## START

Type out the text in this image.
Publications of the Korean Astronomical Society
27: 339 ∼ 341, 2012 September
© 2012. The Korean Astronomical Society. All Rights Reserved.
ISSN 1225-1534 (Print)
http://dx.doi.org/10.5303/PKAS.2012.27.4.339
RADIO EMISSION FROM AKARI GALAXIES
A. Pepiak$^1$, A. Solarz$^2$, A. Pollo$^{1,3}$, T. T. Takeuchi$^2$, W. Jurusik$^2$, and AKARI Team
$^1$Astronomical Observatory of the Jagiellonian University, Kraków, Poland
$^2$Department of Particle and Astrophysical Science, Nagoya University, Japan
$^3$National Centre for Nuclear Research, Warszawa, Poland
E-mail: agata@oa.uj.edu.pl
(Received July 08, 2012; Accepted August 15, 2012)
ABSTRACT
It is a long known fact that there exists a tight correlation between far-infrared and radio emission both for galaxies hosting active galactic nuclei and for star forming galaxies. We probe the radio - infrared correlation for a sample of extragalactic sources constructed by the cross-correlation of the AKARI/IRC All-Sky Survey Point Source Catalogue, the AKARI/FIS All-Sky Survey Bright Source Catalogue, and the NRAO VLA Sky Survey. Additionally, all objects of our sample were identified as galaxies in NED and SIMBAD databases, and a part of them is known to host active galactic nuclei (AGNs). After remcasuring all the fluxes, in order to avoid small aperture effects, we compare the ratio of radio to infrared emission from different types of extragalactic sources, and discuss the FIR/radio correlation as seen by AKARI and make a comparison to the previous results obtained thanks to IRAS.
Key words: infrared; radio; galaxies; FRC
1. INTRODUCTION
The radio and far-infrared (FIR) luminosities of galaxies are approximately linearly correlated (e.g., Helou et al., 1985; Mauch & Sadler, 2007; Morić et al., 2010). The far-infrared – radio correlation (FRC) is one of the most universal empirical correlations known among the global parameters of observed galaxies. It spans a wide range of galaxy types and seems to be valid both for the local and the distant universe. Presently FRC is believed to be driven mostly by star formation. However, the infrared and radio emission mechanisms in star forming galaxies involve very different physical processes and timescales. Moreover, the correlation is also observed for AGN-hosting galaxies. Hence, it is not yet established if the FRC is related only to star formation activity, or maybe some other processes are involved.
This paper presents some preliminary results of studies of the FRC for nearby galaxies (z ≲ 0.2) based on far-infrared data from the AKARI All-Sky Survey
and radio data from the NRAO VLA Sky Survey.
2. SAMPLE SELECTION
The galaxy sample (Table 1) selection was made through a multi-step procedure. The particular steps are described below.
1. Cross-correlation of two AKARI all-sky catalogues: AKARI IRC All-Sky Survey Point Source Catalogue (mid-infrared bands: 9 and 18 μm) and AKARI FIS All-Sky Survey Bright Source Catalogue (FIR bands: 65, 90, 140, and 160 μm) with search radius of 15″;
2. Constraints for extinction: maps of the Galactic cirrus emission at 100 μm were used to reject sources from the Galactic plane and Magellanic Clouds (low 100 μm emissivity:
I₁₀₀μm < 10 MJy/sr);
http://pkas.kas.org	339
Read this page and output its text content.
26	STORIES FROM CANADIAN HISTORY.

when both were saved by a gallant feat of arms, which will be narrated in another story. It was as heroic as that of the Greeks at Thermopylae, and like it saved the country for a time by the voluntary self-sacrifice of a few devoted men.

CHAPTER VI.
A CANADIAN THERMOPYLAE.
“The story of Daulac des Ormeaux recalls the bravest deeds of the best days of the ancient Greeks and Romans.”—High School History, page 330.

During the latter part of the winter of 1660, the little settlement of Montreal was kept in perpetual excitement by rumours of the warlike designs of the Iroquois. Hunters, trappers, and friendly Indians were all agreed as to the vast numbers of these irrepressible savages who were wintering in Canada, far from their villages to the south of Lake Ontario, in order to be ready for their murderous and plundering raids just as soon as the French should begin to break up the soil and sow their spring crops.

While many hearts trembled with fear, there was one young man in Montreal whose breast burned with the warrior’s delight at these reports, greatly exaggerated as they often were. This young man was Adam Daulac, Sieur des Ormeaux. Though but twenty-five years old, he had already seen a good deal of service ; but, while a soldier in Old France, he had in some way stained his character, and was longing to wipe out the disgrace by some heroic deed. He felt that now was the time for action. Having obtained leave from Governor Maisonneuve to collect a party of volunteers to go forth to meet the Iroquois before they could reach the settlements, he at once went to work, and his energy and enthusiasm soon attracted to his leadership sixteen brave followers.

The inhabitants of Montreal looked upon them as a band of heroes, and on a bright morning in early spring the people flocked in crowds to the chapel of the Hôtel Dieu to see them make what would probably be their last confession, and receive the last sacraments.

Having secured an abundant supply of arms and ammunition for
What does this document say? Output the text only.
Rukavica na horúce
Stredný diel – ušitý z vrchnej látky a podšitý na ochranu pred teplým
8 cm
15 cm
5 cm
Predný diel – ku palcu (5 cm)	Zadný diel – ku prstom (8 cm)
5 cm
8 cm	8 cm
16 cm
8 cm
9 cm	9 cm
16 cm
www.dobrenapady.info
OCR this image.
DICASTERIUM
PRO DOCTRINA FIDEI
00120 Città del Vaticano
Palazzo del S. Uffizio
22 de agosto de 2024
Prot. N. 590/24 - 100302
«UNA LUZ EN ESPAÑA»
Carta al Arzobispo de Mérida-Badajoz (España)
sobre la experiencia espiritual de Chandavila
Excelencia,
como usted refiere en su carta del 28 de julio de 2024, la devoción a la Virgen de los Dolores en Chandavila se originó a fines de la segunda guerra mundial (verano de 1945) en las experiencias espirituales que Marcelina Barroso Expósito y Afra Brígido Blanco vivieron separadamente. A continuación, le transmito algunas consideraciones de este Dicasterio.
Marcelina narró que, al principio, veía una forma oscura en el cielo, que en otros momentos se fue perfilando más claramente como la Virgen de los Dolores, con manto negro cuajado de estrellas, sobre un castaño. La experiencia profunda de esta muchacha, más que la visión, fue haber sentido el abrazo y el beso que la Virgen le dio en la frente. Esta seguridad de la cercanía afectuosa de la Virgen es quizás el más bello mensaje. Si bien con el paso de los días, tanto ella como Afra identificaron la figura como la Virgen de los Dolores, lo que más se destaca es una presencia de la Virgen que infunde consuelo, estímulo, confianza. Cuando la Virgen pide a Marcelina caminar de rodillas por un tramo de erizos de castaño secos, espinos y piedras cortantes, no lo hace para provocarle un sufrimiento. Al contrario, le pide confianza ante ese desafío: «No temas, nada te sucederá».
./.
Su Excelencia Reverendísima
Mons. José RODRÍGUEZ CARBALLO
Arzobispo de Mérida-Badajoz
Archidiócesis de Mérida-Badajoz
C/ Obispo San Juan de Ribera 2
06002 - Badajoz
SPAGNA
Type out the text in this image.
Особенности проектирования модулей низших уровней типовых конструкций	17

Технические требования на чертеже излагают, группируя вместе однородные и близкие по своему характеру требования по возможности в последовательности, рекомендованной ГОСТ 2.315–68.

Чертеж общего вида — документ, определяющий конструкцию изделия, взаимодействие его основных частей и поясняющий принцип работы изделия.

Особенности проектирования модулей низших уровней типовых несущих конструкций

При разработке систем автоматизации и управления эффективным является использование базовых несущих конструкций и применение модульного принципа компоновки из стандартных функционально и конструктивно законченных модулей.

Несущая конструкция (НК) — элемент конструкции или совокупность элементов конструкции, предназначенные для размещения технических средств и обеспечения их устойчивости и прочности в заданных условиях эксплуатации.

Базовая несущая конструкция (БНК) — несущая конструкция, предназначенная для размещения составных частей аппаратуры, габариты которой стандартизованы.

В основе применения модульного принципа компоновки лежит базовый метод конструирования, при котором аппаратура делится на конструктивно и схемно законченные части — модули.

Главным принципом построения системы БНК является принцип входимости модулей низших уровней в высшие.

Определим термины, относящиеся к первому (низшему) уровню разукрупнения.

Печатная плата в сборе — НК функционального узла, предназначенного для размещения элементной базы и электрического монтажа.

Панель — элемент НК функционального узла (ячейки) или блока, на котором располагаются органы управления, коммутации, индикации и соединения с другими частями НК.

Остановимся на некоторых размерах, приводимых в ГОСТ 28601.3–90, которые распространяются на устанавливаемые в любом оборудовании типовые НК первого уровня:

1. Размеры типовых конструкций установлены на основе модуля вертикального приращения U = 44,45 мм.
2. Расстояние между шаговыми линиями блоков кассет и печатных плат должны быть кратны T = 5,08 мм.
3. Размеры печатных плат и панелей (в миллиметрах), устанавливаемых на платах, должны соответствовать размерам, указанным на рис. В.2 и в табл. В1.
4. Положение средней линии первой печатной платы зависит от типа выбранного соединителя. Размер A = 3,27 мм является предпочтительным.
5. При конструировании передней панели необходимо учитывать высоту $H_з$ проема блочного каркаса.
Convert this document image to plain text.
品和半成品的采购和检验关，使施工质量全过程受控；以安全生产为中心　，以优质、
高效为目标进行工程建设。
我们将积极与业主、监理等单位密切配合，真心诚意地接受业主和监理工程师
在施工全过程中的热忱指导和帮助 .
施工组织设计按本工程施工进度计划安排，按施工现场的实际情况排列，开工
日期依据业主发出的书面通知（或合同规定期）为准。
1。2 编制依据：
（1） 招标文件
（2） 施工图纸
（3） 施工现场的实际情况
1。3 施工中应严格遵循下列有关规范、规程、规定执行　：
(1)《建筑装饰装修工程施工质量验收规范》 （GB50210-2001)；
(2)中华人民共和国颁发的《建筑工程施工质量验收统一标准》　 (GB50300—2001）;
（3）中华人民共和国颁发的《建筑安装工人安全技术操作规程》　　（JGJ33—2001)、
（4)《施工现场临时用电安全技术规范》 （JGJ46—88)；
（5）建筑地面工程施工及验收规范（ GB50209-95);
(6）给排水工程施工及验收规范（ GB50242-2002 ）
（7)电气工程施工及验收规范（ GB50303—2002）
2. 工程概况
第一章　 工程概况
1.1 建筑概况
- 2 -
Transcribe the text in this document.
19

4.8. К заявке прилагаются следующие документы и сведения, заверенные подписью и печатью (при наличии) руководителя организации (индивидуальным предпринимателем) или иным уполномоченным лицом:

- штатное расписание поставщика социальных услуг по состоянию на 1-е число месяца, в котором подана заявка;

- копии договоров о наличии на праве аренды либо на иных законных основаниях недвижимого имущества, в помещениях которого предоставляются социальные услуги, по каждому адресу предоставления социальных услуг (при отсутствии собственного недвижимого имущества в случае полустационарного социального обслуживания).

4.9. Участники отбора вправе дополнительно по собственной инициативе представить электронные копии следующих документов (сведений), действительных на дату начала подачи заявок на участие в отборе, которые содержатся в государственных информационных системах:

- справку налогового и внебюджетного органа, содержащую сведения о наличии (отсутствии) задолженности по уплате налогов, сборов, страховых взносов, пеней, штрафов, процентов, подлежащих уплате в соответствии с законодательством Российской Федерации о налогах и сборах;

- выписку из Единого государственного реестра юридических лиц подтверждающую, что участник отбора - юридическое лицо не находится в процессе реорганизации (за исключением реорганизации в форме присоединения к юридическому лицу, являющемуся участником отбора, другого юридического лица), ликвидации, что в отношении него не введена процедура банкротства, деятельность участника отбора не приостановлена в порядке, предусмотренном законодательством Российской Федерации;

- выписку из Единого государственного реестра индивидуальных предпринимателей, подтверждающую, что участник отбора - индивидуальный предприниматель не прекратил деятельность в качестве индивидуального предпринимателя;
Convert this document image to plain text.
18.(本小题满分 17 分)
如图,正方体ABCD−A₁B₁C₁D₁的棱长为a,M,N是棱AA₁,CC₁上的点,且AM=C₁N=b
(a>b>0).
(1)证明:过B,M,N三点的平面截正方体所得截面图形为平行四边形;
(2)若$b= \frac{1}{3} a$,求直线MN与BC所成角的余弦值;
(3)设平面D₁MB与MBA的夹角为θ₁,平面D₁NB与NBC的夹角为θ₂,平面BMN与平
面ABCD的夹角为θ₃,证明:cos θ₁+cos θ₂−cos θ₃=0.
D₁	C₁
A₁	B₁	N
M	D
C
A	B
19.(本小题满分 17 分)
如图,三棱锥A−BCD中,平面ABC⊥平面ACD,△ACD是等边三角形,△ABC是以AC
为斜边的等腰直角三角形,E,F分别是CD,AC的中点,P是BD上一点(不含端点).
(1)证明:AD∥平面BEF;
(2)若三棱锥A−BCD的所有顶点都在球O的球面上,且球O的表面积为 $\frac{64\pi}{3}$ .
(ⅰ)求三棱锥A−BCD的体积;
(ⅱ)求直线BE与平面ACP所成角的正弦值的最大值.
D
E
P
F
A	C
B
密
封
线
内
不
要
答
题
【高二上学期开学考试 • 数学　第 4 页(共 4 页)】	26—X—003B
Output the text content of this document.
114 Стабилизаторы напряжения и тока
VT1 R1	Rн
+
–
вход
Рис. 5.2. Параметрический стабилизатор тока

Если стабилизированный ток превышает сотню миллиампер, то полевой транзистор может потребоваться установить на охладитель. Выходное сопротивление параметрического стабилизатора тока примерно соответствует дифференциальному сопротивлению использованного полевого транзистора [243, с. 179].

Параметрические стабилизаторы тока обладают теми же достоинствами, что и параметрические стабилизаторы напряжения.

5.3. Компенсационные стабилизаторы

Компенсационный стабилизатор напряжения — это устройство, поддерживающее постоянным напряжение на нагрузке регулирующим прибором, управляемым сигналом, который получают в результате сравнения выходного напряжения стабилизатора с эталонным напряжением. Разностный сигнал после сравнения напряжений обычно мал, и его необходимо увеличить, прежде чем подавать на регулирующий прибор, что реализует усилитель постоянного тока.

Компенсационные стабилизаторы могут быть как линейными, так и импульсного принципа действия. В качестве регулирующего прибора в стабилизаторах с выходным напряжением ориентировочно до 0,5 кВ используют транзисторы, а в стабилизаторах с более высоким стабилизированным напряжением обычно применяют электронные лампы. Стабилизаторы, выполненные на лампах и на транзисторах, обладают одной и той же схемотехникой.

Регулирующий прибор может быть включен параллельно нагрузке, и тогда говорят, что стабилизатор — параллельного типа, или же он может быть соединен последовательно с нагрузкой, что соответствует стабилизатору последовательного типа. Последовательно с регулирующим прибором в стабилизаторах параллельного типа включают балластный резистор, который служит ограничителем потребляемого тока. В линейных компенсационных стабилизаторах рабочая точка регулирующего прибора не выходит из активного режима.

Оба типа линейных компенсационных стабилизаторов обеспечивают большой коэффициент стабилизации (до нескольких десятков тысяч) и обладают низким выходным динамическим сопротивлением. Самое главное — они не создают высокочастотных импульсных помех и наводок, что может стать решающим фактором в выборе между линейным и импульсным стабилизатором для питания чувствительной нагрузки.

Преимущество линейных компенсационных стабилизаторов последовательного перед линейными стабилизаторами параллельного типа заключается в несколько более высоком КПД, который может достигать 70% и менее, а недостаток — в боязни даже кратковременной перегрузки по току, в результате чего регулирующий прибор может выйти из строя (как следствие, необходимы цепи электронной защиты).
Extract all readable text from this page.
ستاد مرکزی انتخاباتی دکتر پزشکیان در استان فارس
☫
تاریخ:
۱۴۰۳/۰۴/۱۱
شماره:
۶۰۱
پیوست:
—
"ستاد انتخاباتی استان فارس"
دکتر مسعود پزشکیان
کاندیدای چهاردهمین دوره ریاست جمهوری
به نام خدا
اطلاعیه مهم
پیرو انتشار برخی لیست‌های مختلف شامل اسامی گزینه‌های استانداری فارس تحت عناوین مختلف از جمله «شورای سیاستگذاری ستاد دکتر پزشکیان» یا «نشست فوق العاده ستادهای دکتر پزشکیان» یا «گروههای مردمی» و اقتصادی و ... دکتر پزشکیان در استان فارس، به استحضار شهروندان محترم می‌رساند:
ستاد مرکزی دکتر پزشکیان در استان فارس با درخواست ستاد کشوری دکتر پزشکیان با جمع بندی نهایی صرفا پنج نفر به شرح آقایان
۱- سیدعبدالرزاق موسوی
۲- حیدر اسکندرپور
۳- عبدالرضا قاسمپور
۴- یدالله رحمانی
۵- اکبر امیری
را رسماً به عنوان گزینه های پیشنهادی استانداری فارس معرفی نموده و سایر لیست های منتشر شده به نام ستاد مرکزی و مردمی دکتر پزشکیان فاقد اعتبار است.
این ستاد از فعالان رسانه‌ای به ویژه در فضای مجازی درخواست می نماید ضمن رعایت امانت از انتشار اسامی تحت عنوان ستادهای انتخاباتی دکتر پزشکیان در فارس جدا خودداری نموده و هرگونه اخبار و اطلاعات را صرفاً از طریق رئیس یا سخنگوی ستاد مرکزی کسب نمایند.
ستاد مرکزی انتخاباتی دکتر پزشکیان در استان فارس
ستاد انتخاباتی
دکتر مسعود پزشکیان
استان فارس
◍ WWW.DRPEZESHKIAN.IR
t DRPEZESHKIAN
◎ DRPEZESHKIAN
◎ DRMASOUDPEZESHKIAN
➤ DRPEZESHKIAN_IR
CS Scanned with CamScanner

## END

What you need to do> Every line above that contains the word "выписку" should be reported.

Reply to the task>
- выписку из Единого государственного реестра юридических лиц подтверждающую, что участник отбора - юридическое лицо не находится в процессе реорганизации (за исключением реорганизации в форме присоединения к юридическому лицу, являющемуся участником отбора, другого юридического лица), ликвидации, что в отношении него не введена процедура банкротства, деятельность участника отбора не приостановлена в порядке, предусмотренном законодательством Российской Федерации;
- выписку из Единого государственного реестра индивидуальных предпринимателей, подтверждающую, что участник отбора - индивидуальный предприниматель не прекратил деятельность в качестве индивидуального предпринимателя;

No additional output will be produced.